Records from a collection of figures →
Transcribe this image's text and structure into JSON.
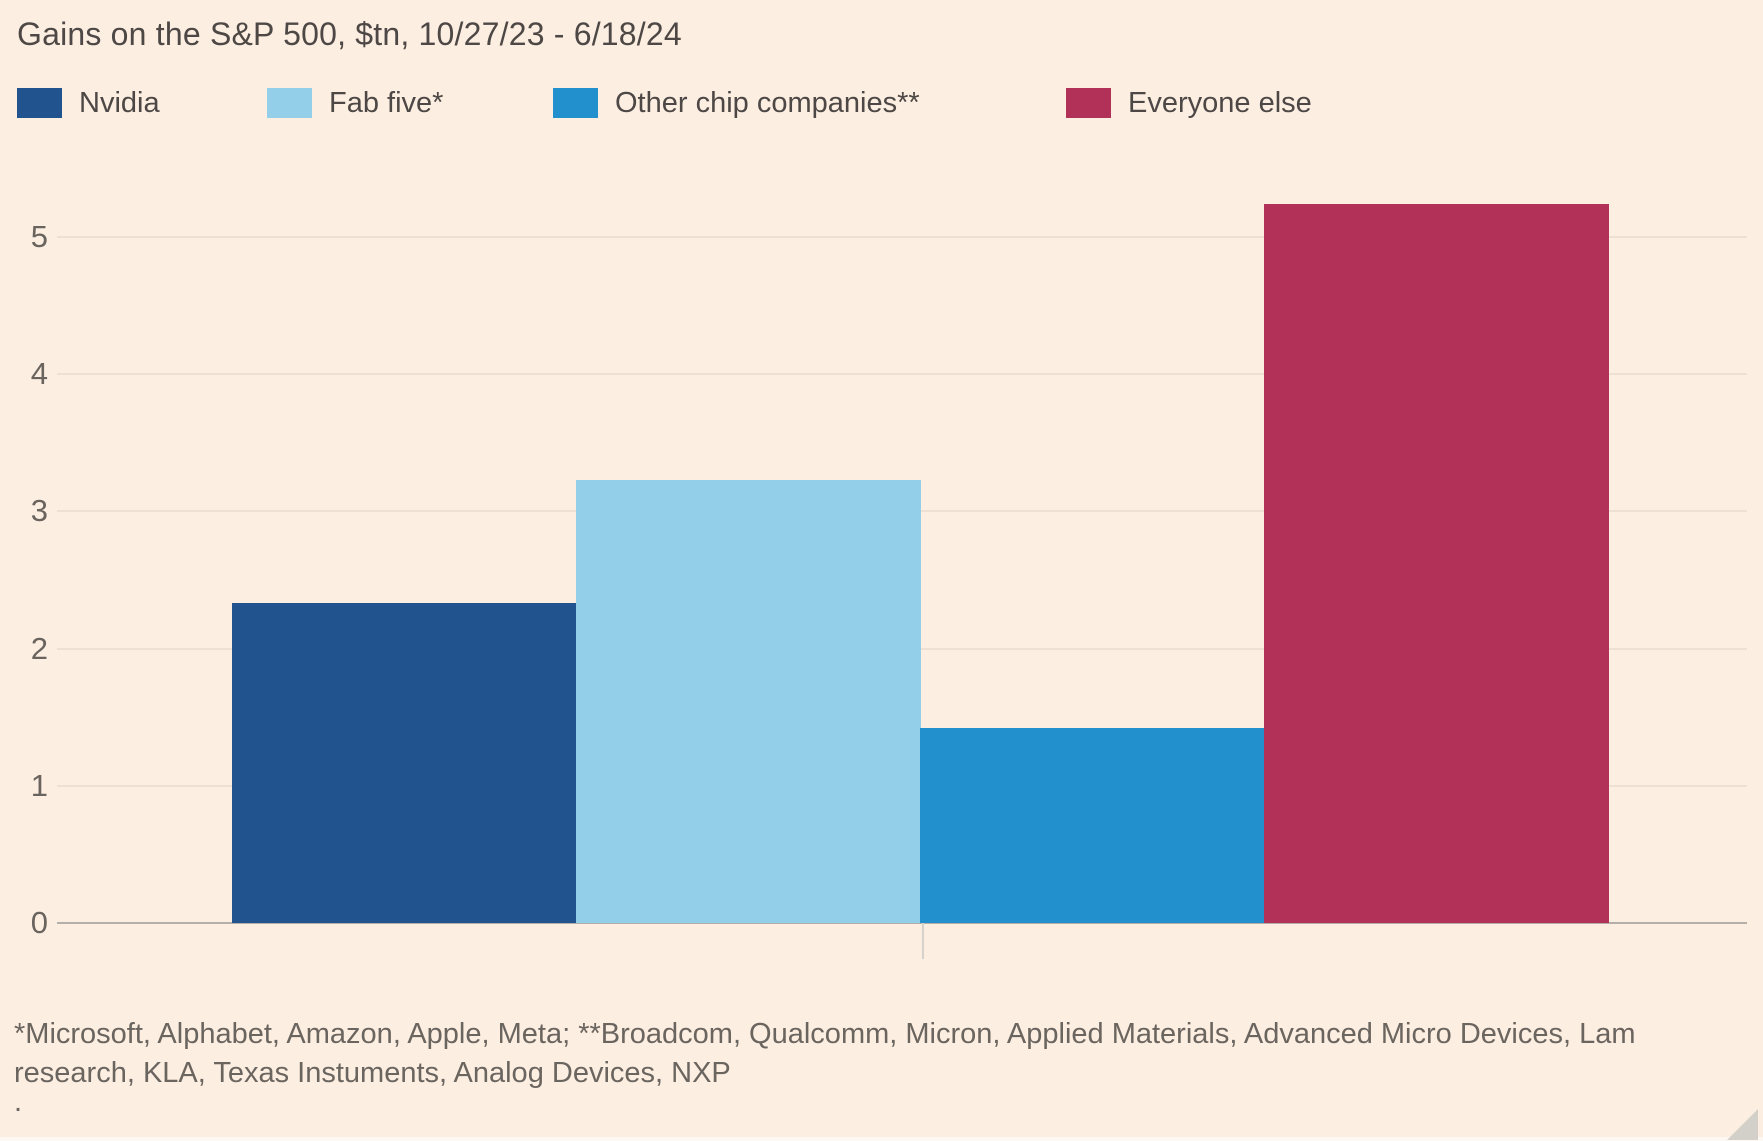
{
  "chart": {
    "title": "Gains on the S&P 500, $tn, 10/27/23 - 6/18/24",
    "footnote": "*Microsoft, Alphabet, Amazon, Apple, Meta; **Broadcom, Qualcomm, Micron, Applied Materials, Advanced Micro Devices, Lam research, KLA, Texas Instuments, Analog Devices, NXP",
    "stray_dot": "."
  },
  "chart_data": {
    "type": "bar",
    "title": "Gains on the S&P 500, $tn, 10/27/23 - 6/18/24",
    "categories": [
      "Nvidia",
      "Fab five*",
      "Other chip companies**",
      "Everyone else"
    ],
    "values": [
      2.33,
      3.23,
      1.42,
      5.24
    ],
    "colors": [
      "#21548f",
      "#93cfe9",
      "#2190cd",
      "#b23158"
    ],
    "yticks": [
      0,
      1,
      2,
      3,
      4,
      5
    ],
    "ylim": [
      0,
      5.6
    ],
    "xlabel": "",
    "ylabel": "Gains on the S&P 500, $tn",
    "grid": true,
    "legend_position": "top",
    "footnote": "*Microsoft, Alphabet, Amazon, Apple, Meta; **Broadcom, Qualcomm, Micron, Applied Materials, Advanced Micro Devices, Lam research, KLA, Texas Instuments, Analog Devices, NXP"
  },
  "colors": {
    "background": "#fdeee2",
    "gridline": "#eee0d2",
    "axis_line": "#b4afa9",
    "text_primary": "#4d4845",
    "text_secondary": "#6b655f"
  }
}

Task prompt → Without the pictures, print the whole listing exactly as given.

Solution to this exercise →
Transcribe this image's text and structure into JSON.
{
  "chart": {
    "title": "Gains on the S&P 500, $tn, 10/27/23 - 6/18/24",
    "footnote": "*Microsoft, Alphabet, Amazon, Apple, Meta; **Broadcom, Qualcomm, Micron, Applied Materials, Advanced Micro Devices, Lam research, KLA, Texas Instuments, Analog Devices, NXP",
    "stray_dot": "."
  },
  "chart_data": {
    "type": "bar",
    "title": "Gains on the S&P 500, $tn, 10/27/23 - 6/18/24",
    "categories": [
      "Nvidia",
      "Fab five*",
      "Other chip companies**",
      "Everyone else"
    ],
    "values": [
      2.33,
      3.23,
      1.42,
      5.24
    ],
    "colors": [
      "#21548f",
      "#93cfe9",
      "#2190cd",
      "#b23158"
    ],
    "yticks": [
      0,
      1,
      2,
      3,
      4,
      5
    ],
    "ylim": [
      0,
      5.6
    ],
    "xlabel": "",
    "ylabel": "Gains on the S&P 500, $tn",
    "grid": true,
    "legend_position": "top",
    "footnote": "*Microsoft, Alphabet, Amazon, Apple, Meta; **Broadcom, Qualcomm, Micron, Applied Materials, Advanced Micro Devices, Lam research, KLA, Texas Instuments, Analog Devices, NXP"
  },
  "colors": {
    "background": "#fdeee2",
    "gridline": "#eee0d2",
    "axis_line": "#b4afa9",
    "text_primary": "#4d4845",
    "text_secondary": "#6b655f"
  }
}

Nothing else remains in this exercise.